Directions:
Make an exact copy of the listing below.
--------------------------------------------------
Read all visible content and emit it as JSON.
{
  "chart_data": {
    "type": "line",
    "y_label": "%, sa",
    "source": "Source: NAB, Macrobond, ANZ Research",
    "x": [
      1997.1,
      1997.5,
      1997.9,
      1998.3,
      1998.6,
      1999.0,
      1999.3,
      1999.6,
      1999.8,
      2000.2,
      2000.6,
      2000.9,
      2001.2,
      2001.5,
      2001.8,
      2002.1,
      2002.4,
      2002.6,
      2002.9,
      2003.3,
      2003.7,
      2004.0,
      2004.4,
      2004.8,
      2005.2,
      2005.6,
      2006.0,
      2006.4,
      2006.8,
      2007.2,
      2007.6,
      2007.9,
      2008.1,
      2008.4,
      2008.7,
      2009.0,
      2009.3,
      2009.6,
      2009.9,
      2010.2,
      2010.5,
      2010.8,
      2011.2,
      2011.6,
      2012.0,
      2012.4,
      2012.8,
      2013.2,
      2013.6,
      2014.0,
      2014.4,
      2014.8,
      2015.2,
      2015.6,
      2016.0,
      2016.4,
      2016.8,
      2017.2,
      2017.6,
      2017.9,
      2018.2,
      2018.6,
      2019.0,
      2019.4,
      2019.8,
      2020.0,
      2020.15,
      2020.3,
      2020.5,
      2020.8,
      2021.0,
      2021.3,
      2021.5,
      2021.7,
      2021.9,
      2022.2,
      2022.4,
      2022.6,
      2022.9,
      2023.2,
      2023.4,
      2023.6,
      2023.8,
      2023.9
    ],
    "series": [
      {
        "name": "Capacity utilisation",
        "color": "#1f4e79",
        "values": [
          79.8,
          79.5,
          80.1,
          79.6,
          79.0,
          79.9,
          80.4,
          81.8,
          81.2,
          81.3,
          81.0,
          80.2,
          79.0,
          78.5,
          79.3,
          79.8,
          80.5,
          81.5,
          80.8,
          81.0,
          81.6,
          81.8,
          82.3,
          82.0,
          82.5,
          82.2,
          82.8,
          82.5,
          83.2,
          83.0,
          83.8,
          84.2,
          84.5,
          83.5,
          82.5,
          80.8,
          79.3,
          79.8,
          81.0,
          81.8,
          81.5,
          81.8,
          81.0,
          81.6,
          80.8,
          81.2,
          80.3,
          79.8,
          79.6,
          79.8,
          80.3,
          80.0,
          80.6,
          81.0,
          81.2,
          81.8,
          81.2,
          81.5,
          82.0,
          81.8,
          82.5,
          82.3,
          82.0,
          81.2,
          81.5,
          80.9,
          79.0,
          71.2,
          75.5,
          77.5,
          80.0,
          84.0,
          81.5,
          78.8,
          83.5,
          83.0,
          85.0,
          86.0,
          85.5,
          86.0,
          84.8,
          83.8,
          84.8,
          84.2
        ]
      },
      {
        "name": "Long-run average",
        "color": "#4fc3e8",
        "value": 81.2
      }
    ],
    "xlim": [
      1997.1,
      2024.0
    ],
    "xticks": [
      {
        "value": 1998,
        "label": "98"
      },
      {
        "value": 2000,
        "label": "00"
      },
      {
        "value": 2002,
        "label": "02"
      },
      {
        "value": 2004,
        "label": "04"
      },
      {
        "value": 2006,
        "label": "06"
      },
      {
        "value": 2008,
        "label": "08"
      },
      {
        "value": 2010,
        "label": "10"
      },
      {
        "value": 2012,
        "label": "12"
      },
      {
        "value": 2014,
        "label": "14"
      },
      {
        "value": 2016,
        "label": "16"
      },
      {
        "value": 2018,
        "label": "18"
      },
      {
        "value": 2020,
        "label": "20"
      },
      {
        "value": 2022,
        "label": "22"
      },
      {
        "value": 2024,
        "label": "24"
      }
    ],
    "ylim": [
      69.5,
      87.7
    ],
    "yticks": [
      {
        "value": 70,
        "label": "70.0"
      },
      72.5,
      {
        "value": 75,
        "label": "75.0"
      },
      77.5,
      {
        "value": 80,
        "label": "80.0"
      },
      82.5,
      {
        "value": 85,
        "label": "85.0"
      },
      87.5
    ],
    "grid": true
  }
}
--------------------------------------------------
Task solution:
Read all visible content and emit it as JSON.
{
  "chart_data": {
    "type": "line",
    "y_label": "%, sa",
    "source": "Source: NAB, Macrobond, ANZ Research",
    "x": [
      1997.1,
      1997.5,
      1997.9,
      1998.3,
      1998.6,
      1999.0,
      1999.3,
      1999.6,
      1999.8,
      2000.2,
      2000.6,
      2000.9,
      2001.2,
      2001.5,
      2001.8,
      2002.1,
      2002.4,
      2002.6,
      2002.9,
      2003.3,
      2003.7,
      2004.0,
      2004.4,
      2004.8,
      2005.2,
      2005.6,
      2006.0,
      2006.4,
      2006.8,
      2007.2,
      2007.6,
      2007.9,
      2008.1,
      2008.4,
      2008.7,
      2009.0,
      2009.3,
      2009.6,
      2009.9,
      2010.2,
      2010.5,
      2010.8,
      2011.2,
      2011.6,
      2012.0,
      2012.4,
      2012.8,
      2013.2,
      2013.6,
      2014.0,
      2014.4,
      2014.8,
      2015.2,
      2015.6,
      2016.0,
      2016.4,
      2016.8,
      2017.2,
      2017.6,
      2017.9,
      2018.2,
      2018.6,
      2019.0,
      2019.4,
      2019.8,
      2020.0,
      2020.15,
      2020.3,
      2020.5,
      2020.8,
      2021.0,
      2021.3,
      2021.5,
      2021.7,
      2021.9,
      2022.2,
      2022.4,
      2022.6,
      2022.9,
      2023.2,
      2023.4,
      2023.6,
      2023.8,
      2023.9
    ],
    "series": [
      {
        "name": "Capacity utilisation",
        "color": "#1f4e79",
        "values": [
          79.8,
          79.5,
          80.1,
          79.6,
          79.0,
          79.9,
          80.4,
          81.8,
          81.2,
          81.3,
          81.0,
          80.2,
          79.0,
          78.5,
          79.3,
          79.8,
          80.5,
          81.5,
          80.8,
          81.0,
          81.6,
          81.8,
          82.3,
          82.0,
          82.5,
          82.2,
          82.8,
          82.5,
          83.2,
          83.0,
          83.8,
          84.2,
          84.5,
          83.5,
          82.5,
          80.8,
          79.3,
          79.8,
          81.0,
          81.8,
          81.5,
          81.8,
          81.0,
          81.6,
          80.8,
          81.2,
          80.3,
          79.8,
          79.6,
          79.8,
          80.3,
          80.0,
          80.6,
          81.0,
          81.2,
          81.8,
          81.2,
          81.5,
          82.0,
          81.8,
          82.5,
          82.3,
          82.0,
          81.2,
          81.5,
          80.9,
          79.0,
          71.2,
          75.5,
          77.5,
          80.0,
          84.0,
          81.5,
          78.8,
          83.5,
          83.0,
          85.0,
          86.0,
          85.5,
          86.0,
          84.8,
          83.8,
          84.8,
          84.2
        ]
      },
      {
        "name": "Long-run average",
        "color": "#4fc3e8",
        "value": 81.2
      }
    ],
    "xlim": [
      1997.1,
      2024.0
    ],
    "xticks": [
      {
        "value": 1998,
        "label": "98"
      },
      {
        "value": 2000,
        "label": "00"
      },
      {
        "value": 2002,
        "label": "02"
      },
      {
        "value": 2004,
        "label": "04"
      },
      {
        "value": 2006,
        "label": "06"
      },
      {
        "value": 2008,
        "label": "08"
      },
      {
        "value": 2010,
        "label": "10"
      },
      {
        "value": 2012,
        "label": "12"
      },
      {
        "value": 2014,
        "label": "14"
      },
      {
        "value": 2016,
        "label": "16"
      },
      {
        "value": 2018,
        "label": "18"
      },
      {
        "value": 2020,
        "label": "20"
      },
      {
        "value": 2022,
        "label": "22"
      },
      {
        "value": 2024,
        "label": "24"
      }
    ],
    "ylim": [
      69.5,
      87.7
    ],
    "yticks": [
      {
        "value": 70,
        "label": "70.0"
      },
      72.5,
      {
        "value": 75,
        "label": "75.0"
      },
      77.5,
      {
        "value": 80,
        "label": "80.0"
      },
      82.5,
      {
        "value": 85,
        "label": "85.0"
      },
      87.5
    ],
    "grid": true
  }
}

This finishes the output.